* _Instruction_:
In the copy, include every entry exactly but none of the images.

* _Collected data_:
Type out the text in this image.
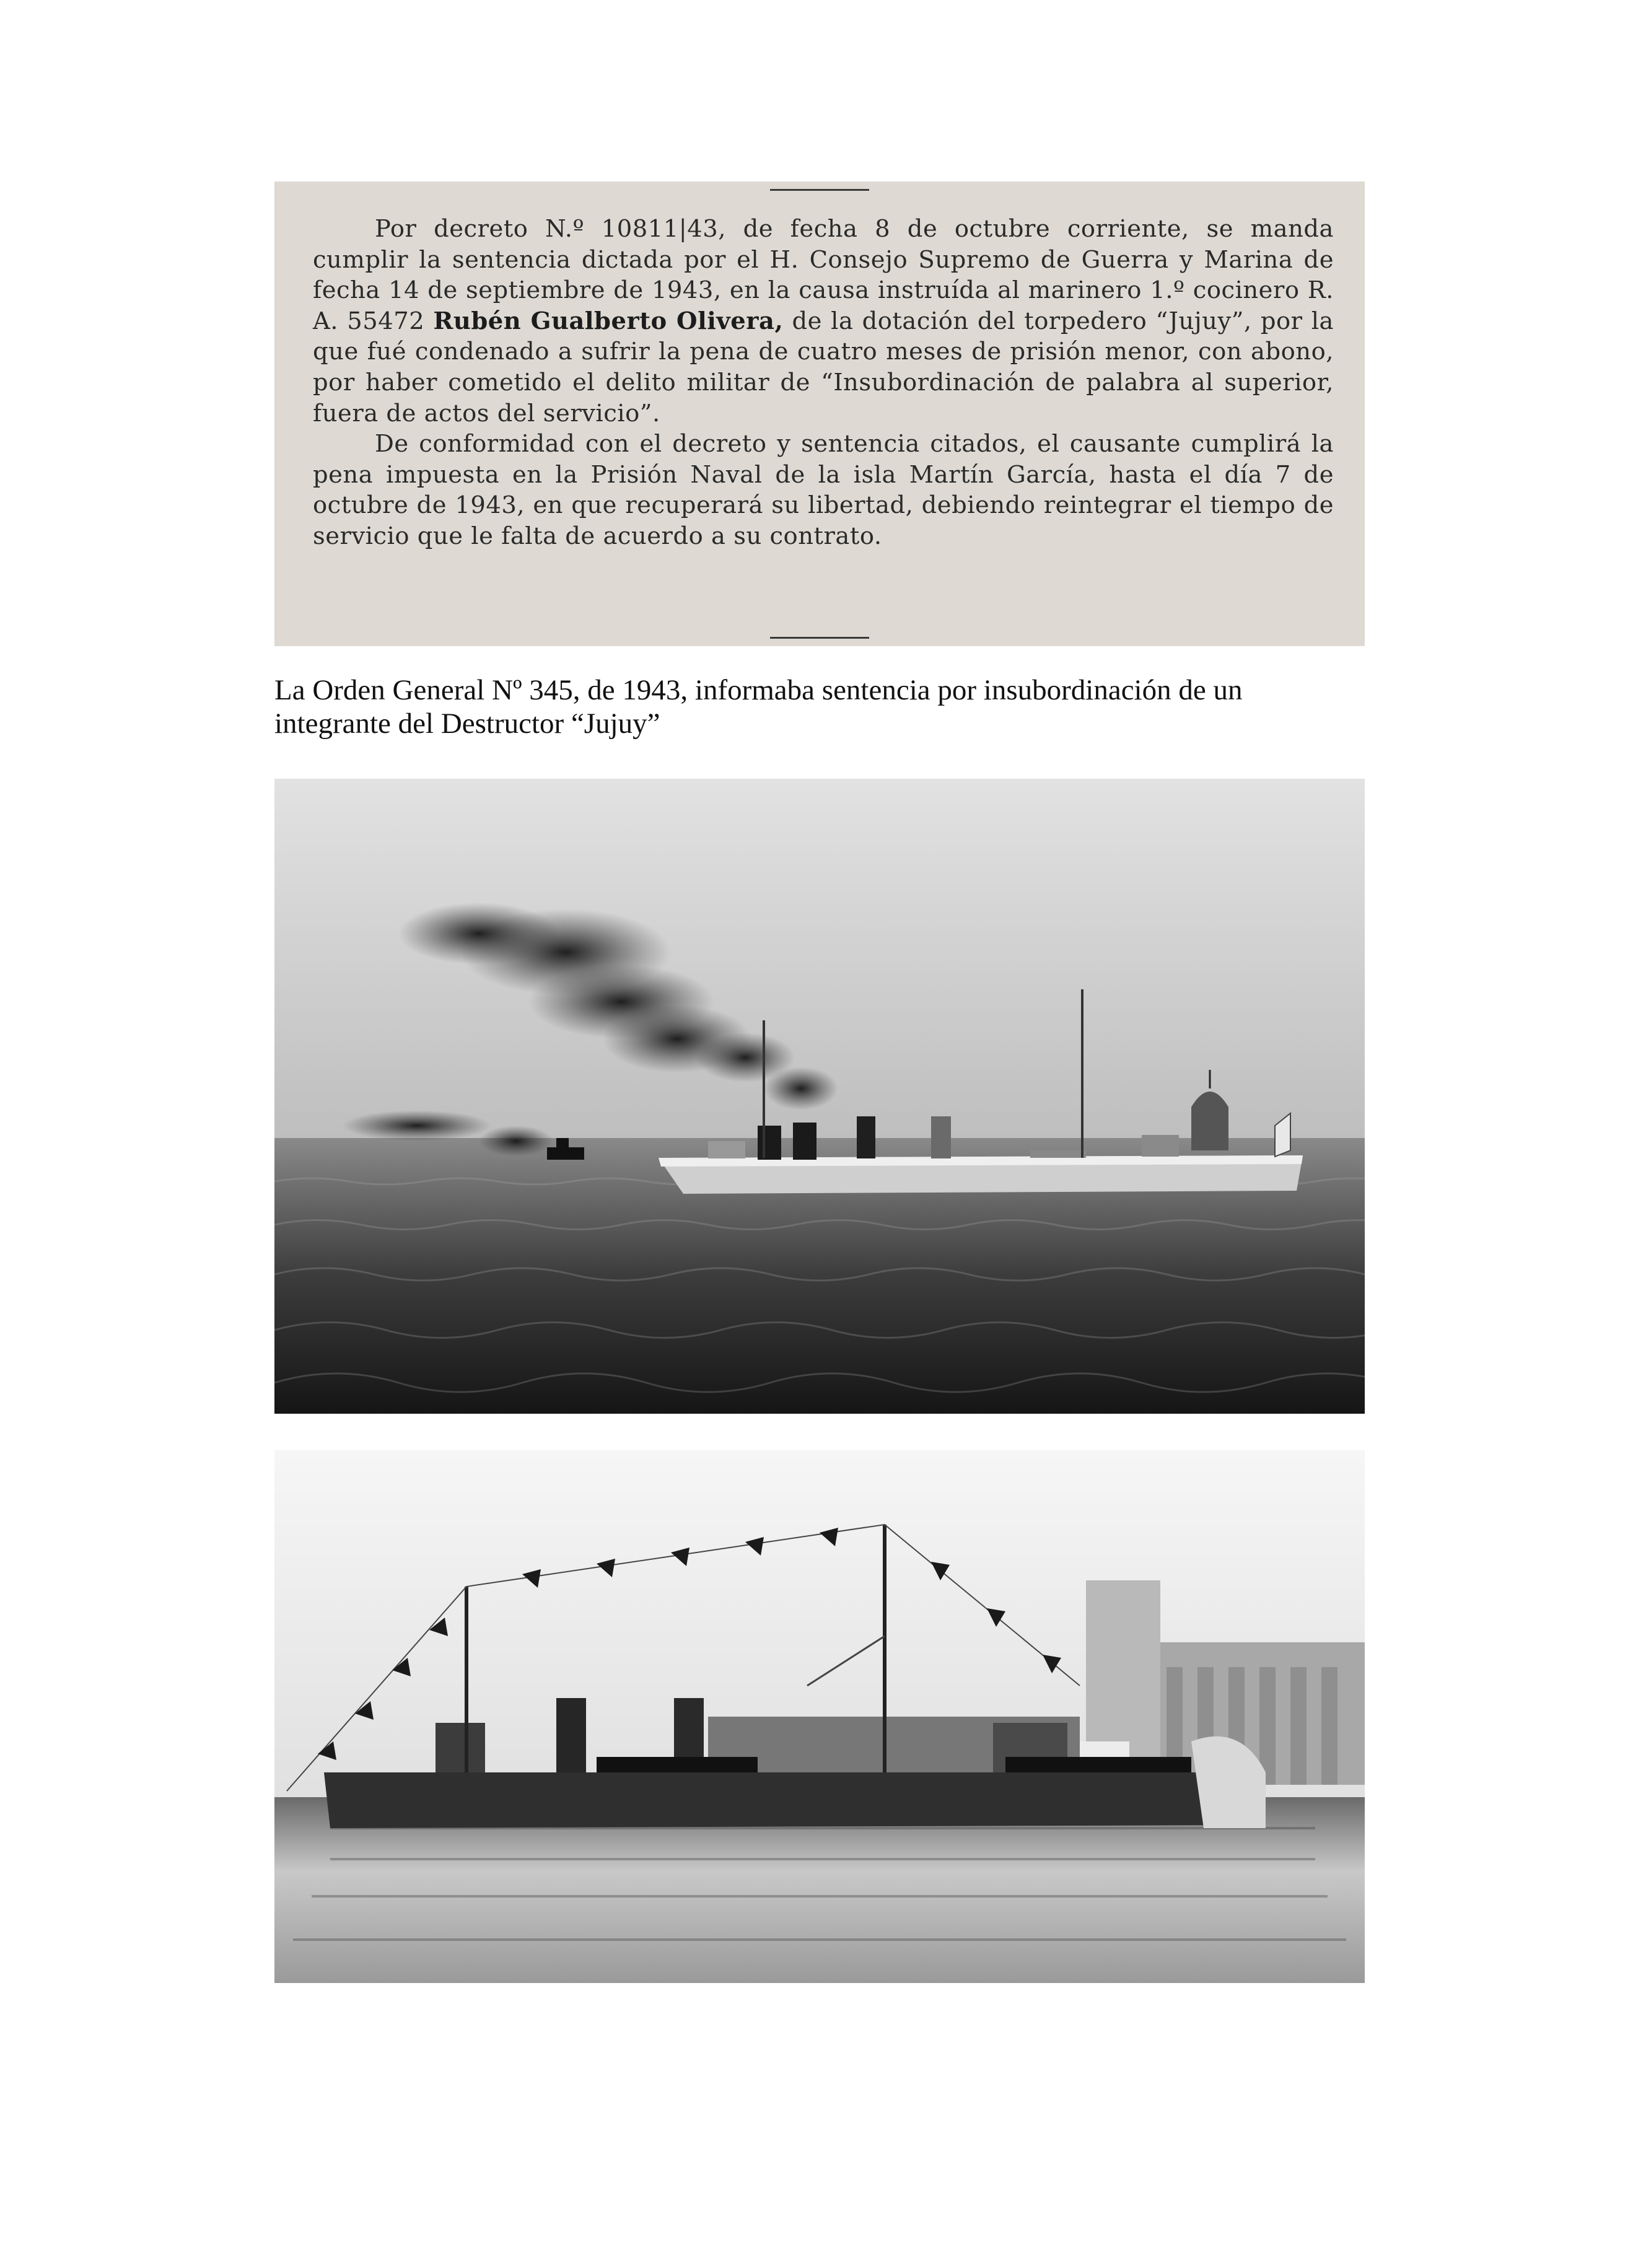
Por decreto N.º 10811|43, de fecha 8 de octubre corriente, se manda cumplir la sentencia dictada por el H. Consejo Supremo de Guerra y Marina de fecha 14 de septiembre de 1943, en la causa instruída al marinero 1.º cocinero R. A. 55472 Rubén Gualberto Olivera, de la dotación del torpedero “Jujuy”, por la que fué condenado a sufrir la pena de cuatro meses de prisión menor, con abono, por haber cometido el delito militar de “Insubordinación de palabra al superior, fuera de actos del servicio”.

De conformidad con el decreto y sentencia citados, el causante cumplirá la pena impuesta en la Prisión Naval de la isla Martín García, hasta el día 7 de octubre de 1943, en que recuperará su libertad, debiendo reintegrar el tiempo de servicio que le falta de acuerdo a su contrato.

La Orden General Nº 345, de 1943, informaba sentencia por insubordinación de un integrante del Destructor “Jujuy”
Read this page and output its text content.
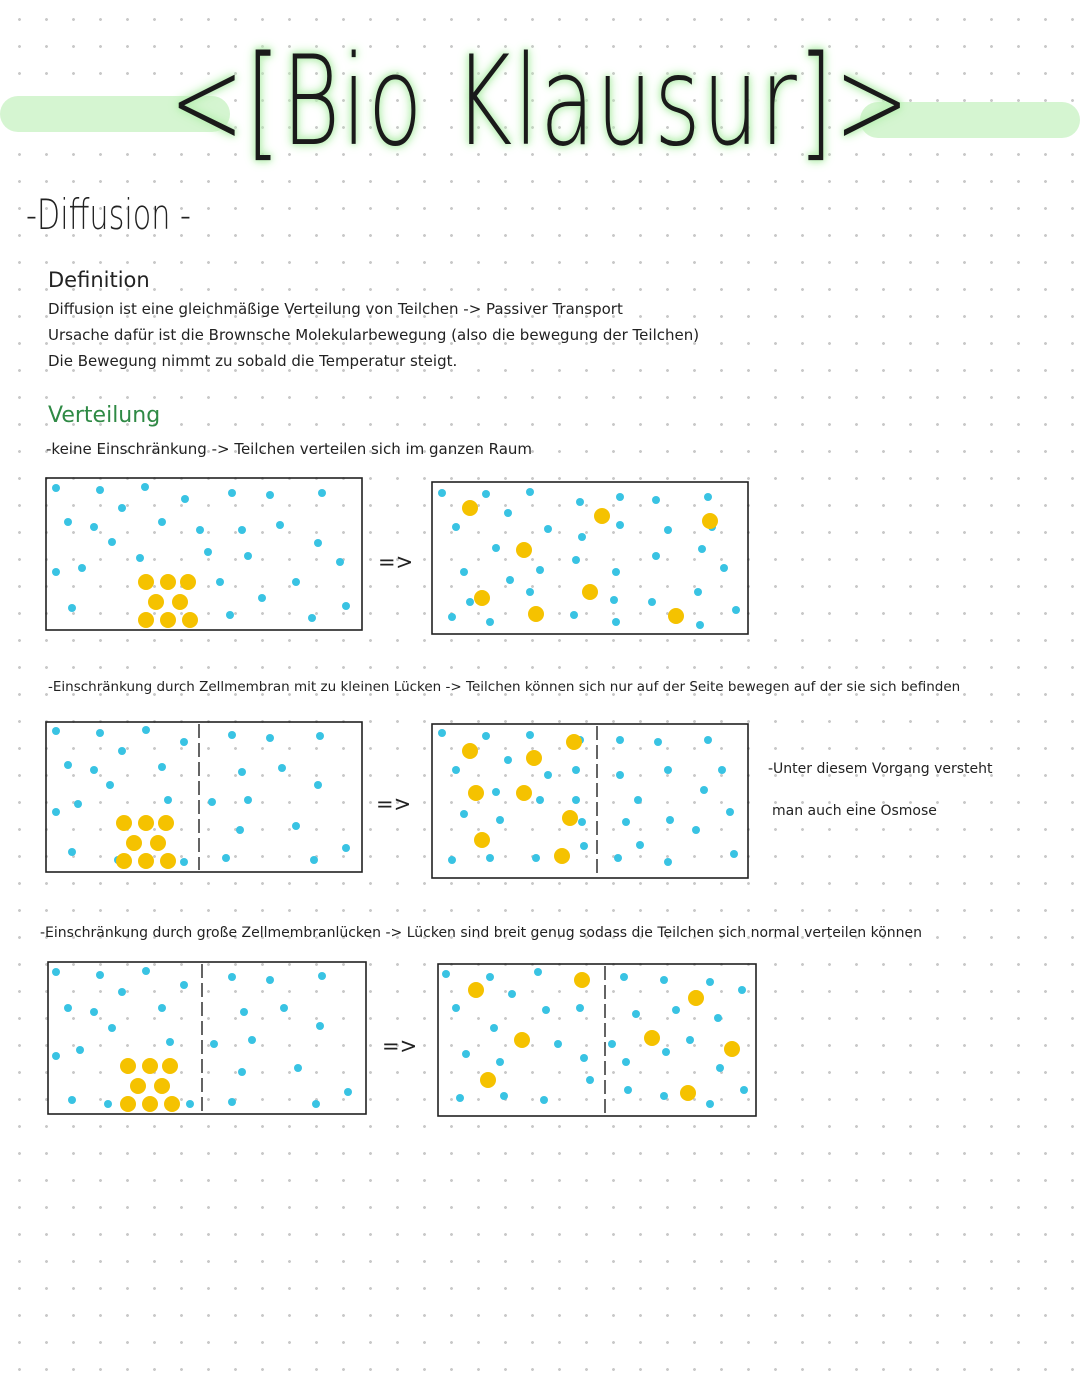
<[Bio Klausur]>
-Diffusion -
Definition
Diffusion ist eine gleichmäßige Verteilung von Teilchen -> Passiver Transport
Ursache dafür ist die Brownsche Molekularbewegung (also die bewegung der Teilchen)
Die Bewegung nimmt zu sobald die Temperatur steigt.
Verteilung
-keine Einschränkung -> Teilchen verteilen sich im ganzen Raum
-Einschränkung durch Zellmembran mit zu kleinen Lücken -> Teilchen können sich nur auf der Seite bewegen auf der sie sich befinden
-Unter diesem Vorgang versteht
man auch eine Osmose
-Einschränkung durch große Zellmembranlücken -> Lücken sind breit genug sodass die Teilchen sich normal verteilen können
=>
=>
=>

* _Final answer_:
Type out the text in this image.
Por decreto N.º 10811|43, de fecha 8 de octubre corriente, se manda cumplir la sentencia dictada por el H. Consejo Supremo de Guerra y Marina de fecha 14 de septiembre de 1943, en la causa instruída al marinero 1.º cocinero R. A. 55472 Rubén Gualberto Olivera, de la dotación del torpedero “Jujuy”, por la que fué condenado a sufrir la pena de cuatro meses de prisión menor, con abono, por haber cometido el delito militar de “Insubordinación de palabra al superior, fuera de actos del servicio”.

De conformidad con el decreto y sentencia citados, el causante cumplirá la pena impuesta en la Prisión Naval de la isla Martín García, hasta el día 7 de octubre de 1943, en que recuperará su libertad, debiendo reintegrar el tiempo de servicio que le falta de acuerdo a su contrato.

La Orden General Nº 345, de 1943, informaba sentencia por insubordinación de un integrante del Destructor “Jujuy”
Read this page and output its text content.
<[Bio Klausur]>
-Diffusion -
Definition
Diffusion ist eine gleichmäßige Verteilung von Teilchen -> Passiver Transport
Ursache dafür ist die Brownsche Molekularbewegung (also die bewegung der Teilchen)
Die Bewegung nimmt zu sobald die Temperatur steigt.
Verteilung
-keine Einschränkung -> Teilchen verteilen sich im ganzen Raum
-Einschränkung durch Zellmembran mit zu kleinen Lücken -> Teilchen können sich nur auf der Seite bewegen auf der sie sich befinden
-Unter diesem Vorgang versteht
man auch eine Osmose
-Einschränkung durch große Zellmembranlücken -> Lücken sind breit genug sodass die Teilchen sich normal verteilen können
=>
=>
=>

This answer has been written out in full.